-- begin Entries supplied --

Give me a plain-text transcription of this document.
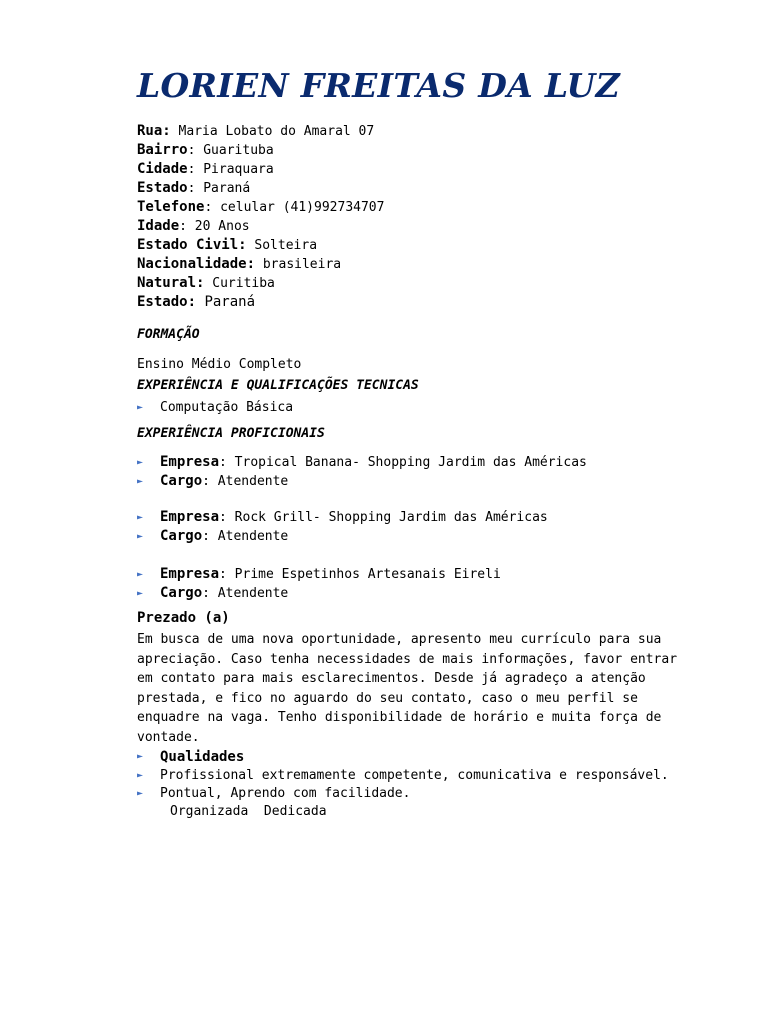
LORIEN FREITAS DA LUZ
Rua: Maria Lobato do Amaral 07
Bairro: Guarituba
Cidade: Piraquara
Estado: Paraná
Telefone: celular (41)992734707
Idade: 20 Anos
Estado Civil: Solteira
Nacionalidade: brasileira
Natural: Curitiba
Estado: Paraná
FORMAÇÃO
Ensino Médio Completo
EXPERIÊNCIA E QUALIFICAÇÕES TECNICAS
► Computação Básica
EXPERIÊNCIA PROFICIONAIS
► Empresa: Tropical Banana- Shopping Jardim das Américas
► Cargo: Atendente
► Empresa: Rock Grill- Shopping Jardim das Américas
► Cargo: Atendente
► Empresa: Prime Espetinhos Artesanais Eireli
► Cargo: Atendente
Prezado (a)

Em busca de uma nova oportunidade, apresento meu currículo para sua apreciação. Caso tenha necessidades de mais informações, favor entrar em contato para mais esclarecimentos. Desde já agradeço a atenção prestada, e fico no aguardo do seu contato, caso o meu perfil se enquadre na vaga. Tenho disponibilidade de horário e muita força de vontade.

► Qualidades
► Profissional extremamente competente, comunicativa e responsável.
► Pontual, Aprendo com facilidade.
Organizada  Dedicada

-- end Entries supplied --

Every line above should be returned word for word, with the pictures left behind.

Output for this exercise
Give me a plain-text transcription of this document.
LORIEN FREITAS DA LUZ
Rua: Maria Lobato do Amaral 07
Bairro: Guarituba
Cidade: Piraquara
Estado: Paraná
Telefone: celular (41)992734707
Idade: 20 Anos
Estado Civil: Solteira
Nacionalidade: brasileira
Natural: Curitiba
Estado: Paraná
FORMAÇÃO
Ensino Médio Completo
EXPERIÊNCIA E QUALIFICAÇÕES TECNICAS
► Computação Básica
EXPERIÊNCIA PROFICIONAIS
► Empresa: Tropical Banana- Shopping Jardim das Américas
► Cargo: Atendente
► Empresa: Rock Grill- Shopping Jardim das Américas
► Cargo: Atendente
► Empresa: Prime Espetinhos Artesanais Eireli
► Cargo: Atendente
Prezado (a)

Em busca de uma nova oportunidade, apresento meu currículo para sua apreciação. Caso tenha necessidades de mais informações, favor entrar em contato para mais esclarecimentos. Desde já agradeço a atenção prestada, e fico no aguardo do seu contato, caso o meu perfil se enquadre na vaga. Tenho disponibilidade de horário e muita força de vontade.

► Qualidades
► Profissional extremamente competente, comunicativa e responsável.
► Pontual, Aprendo com facilidade.
Organizada  Dedicada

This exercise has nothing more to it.